Given records:
++++++++

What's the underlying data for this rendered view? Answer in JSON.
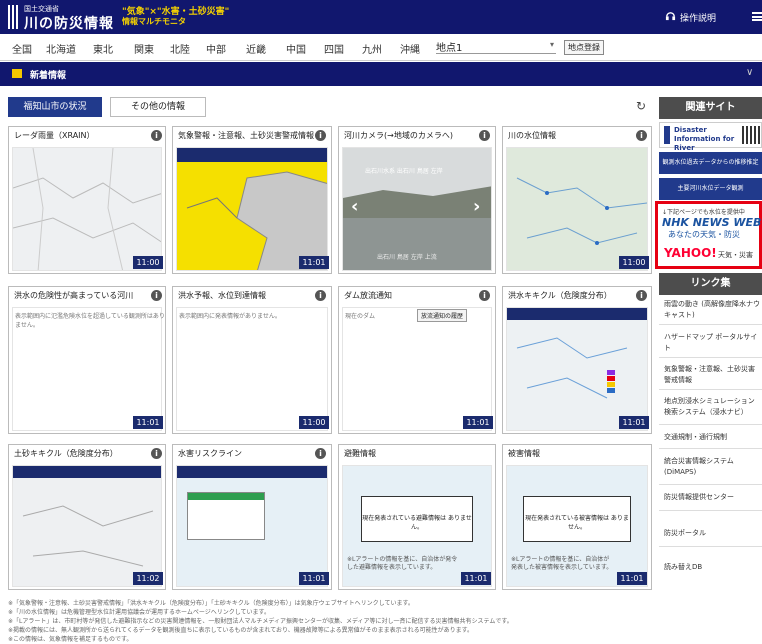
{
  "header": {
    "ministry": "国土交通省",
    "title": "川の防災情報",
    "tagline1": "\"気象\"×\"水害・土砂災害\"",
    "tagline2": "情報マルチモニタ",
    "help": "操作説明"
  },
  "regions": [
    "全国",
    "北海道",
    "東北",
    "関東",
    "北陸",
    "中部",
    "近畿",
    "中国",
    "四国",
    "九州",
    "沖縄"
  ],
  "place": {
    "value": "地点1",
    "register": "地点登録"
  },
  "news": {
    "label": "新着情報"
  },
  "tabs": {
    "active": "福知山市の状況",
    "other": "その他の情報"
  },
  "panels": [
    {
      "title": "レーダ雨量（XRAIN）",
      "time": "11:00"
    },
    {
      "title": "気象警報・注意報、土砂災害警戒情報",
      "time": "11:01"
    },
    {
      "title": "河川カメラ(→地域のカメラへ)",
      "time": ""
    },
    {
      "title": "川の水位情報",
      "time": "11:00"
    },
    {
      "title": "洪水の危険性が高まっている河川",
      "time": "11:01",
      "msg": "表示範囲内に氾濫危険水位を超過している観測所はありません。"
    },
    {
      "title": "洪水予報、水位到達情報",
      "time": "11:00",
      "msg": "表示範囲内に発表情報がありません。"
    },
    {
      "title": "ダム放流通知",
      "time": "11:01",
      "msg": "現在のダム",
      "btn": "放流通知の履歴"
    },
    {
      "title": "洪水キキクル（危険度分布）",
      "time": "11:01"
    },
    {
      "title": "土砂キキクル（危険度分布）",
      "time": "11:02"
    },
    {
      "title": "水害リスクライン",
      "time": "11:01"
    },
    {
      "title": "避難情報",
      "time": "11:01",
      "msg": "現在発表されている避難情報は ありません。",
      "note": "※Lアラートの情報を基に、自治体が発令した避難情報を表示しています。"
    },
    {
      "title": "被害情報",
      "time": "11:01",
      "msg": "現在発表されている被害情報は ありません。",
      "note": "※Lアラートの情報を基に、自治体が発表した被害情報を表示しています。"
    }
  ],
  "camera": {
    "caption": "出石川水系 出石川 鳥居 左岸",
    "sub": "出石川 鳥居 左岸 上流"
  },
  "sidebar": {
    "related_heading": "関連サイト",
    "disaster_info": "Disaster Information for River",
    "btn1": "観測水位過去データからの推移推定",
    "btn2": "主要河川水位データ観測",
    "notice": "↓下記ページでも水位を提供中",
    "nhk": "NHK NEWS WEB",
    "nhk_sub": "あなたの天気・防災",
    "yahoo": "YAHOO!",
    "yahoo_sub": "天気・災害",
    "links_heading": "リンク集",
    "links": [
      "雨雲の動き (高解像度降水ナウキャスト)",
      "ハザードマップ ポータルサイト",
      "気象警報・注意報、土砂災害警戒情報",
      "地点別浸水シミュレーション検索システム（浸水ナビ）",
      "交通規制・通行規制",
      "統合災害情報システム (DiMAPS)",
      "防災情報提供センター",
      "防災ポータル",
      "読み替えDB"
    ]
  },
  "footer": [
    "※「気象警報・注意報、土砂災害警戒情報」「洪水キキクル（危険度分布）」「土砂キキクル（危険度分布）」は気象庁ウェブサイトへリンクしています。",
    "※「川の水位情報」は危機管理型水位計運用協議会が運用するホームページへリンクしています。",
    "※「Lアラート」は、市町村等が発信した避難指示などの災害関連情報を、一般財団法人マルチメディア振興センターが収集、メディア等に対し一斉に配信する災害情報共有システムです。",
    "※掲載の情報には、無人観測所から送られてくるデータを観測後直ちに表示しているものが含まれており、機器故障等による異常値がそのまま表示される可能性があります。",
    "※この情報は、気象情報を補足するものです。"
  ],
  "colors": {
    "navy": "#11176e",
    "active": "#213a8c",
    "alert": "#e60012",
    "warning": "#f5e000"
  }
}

++++++++

Work instructions: Repeat each entry exactly. Pictures do not belong in the copy.

Exercise output:
What's the underlying data for this rendered view? Answer in JSON.
{
  "header": {
    "ministry": "国土交通省",
    "title": "川の防災情報",
    "tagline1": "\"気象\"×\"水害・土砂災害\"",
    "tagline2": "情報マルチモニタ",
    "help": "操作説明"
  },
  "regions": [
    "全国",
    "北海道",
    "東北",
    "関東",
    "北陸",
    "中部",
    "近畿",
    "中国",
    "四国",
    "九州",
    "沖縄"
  ],
  "place": {
    "value": "地点1",
    "register": "地点登録"
  },
  "news": {
    "label": "新着情報"
  },
  "tabs": {
    "active": "福知山市の状況",
    "other": "その他の情報"
  },
  "panels": [
    {
      "title": "レーダ雨量（XRAIN）",
      "time": "11:00"
    },
    {
      "title": "気象警報・注意報、土砂災害警戒情報",
      "time": "11:01"
    },
    {
      "title": "河川カメラ(→地域のカメラへ)",
      "time": ""
    },
    {
      "title": "川の水位情報",
      "time": "11:00"
    },
    {
      "title": "洪水の危険性が高まっている河川",
      "time": "11:01",
      "msg": "表示範囲内に氾濫危険水位を超過している観測所はありません。"
    },
    {
      "title": "洪水予報、水位到達情報",
      "time": "11:00",
      "msg": "表示範囲内に発表情報がありません。"
    },
    {
      "title": "ダム放流通知",
      "time": "11:01",
      "msg": "現在のダム",
      "btn": "放流通知の履歴"
    },
    {
      "title": "洪水キキクル（危険度分布）",
      "time": "11:01"
    },
    {
      "title": "土砂キキクル（危険度分布）",
      "time": "11:02"
    },
    {
      "title": "水害リスクライン",
      "time": "11:01"
    },
    {
      "title": "避難情報",
      "time": "11:01",
      "msg": "現在発表されている避難情報は ありません。",
      "note": "※Lアラートの情報を基に、自治体が発令した避難情報を表示しています。"
    },
    {
      "title": "被害情報",
      "time": "11:01",
      "msg": "現在発表されている被害情報は ありません。",
      "note": "※Lアラートの情報を基に、自治体が発表した被害情報を表示しています。"
    }
  ],
  "camera": {
    "caption": "出石川水系 出石川 鳥居 左岸",
    "sub": "出石川 鳥居 左岸 上流"
  },
  "sidebar": {
    "related_heading": "関連サイト",
    "disaster_info": "Disaster Information for River",
    "btn1": "観測水位過去データからの推移推定",
    "btn2": "主要河川水位データ観測",
    "notice": "↓下記ページでも水位を提供中",
    "nhk": "NHK NEWS WEB",
    "nhk_sub": "あなたの天気・防災",
    "yahoo": "YAHOO!",
    "yahoo_sub": "天気・災害",
    "links_heading": "リンク集",
    "links": [
      "雨雲の動き (高解像度降水ナウキャスト)",
      "ハザードマップ ポータルサイト",
      "気象警報・注意報、土砂災害警戒情報",
      "地点別浸水シミュレーション検索システム（浸水ナビ）",
      "交通規制・通行規制",
      "統合災害情報システム (DiMAPS)",
      "防災情報提供センター",
      "防災ポータル",
      "読み替えDB"
    ]
  },
  "footer": [
    "※「気象警報・注意報、土砂災害警戒情報」「洪水キキクル（危険度分布）」「土砂キキクル（危険度分布）」は気象庁ウェブサイトへリンクしています。",
    "※「川の水位情報」は危機管理型水位計運用協議会が運用するホームページへリンクしています。",
    "※「Lアラート」は、市町村等が発信した避難指示などの災害関連情報を、一般財団法人マルチメディア振興センターが収集、メディア等に対し一斉に配信する災害情報共有システムです。",
    "※掲載の情報には、無人観測所から送られてくるデータを観測後直ちに表示しているものが含まれており、機器故障等による異常値がそのまま表示される可能性があります。",
    "※この情報は、気象情報を補足するものです。"
  ],
  "colors": {
    "navy": "#11176e",
    "active": "#213a8c",
    "alert": "#e60012",
    "warning": "#f5e000"
  }
}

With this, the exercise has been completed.